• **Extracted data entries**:
──────────────────────────────
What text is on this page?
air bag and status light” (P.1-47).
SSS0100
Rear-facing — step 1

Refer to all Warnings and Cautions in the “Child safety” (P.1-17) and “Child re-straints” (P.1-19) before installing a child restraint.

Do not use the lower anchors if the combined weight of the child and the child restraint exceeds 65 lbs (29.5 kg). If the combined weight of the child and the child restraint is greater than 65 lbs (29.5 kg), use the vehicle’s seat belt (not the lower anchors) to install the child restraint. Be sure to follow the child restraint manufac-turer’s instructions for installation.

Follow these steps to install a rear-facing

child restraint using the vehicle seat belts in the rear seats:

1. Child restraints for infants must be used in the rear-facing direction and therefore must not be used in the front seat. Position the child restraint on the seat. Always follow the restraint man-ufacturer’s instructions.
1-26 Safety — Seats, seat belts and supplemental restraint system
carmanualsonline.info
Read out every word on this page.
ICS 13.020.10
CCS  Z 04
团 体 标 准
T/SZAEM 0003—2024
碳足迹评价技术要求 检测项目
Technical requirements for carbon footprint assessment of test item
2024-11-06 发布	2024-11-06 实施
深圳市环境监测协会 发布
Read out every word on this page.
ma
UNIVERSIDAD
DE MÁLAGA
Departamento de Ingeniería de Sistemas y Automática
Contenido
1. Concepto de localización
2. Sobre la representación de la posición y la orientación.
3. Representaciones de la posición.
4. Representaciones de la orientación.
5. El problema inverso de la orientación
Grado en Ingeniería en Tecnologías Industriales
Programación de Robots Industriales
──────────────────────────────
• **Exercise goal**: Each line above must be reproduced exactly as it stands.

• **Answer to the problem**:
What text is on this page?
air bag and status light” (P.1-47).
SSS0100
Rear-facing — step 1

Refer to all Warnings and Cautions in the “Child safety” (P.1-17) and “Child re-straints” (P.1-19) before installing a child restraint.

Do not use the lower anchors if the combined weight of the child and the child restraint exceeds 65 lbs (29.5 kg). If the combined weight of the child and the child restraint is greater than 65 lbs (29.5 kg), use the vehicle’s seat belt (not the lower anchors) to install the child restraint. Be sure to follow the child restraint manufac-turer’s instructions for installation.

Follow these steps to install a rear-facing

child restraint using the vehicle seat belts in the rear seats:

1. Child restraints for infants must be used in the rear-facing direction and therefore must not be used in the front seat. Position the child restraint on the seat. Always follow the restraint man-ufacturer’s instructions.
1-26 Safety — Seats, seat belts and supplemental restraint system
carmanualsonline.info
Read out every word on this page.
ICS 13.020.10
CCS  Z 04
团 体 标 准
T/SZAEM 0003—2024
碳足迹评价技术要求 检测项目
Technical requirements for carbon footprint assessment of test item
2024-11-06 发布	2024-11-06 实施
深圳市环境监测协会 发布
Read out every word on this page.
ma
UNIVERSIDAD
DE MÁLAGA
Departamento de Ingeniería de Sistemas y Automática
Contenido
1. Concepto de localización
2. Sobre la representación de la posición y la orientación.
3. Representaciones de la posición.
4. Representaciones de la orientación.
5. El problema inverso de la orientación
Grado en Ingeniería en Tecnologías Industriales
Programación de Robots Industriales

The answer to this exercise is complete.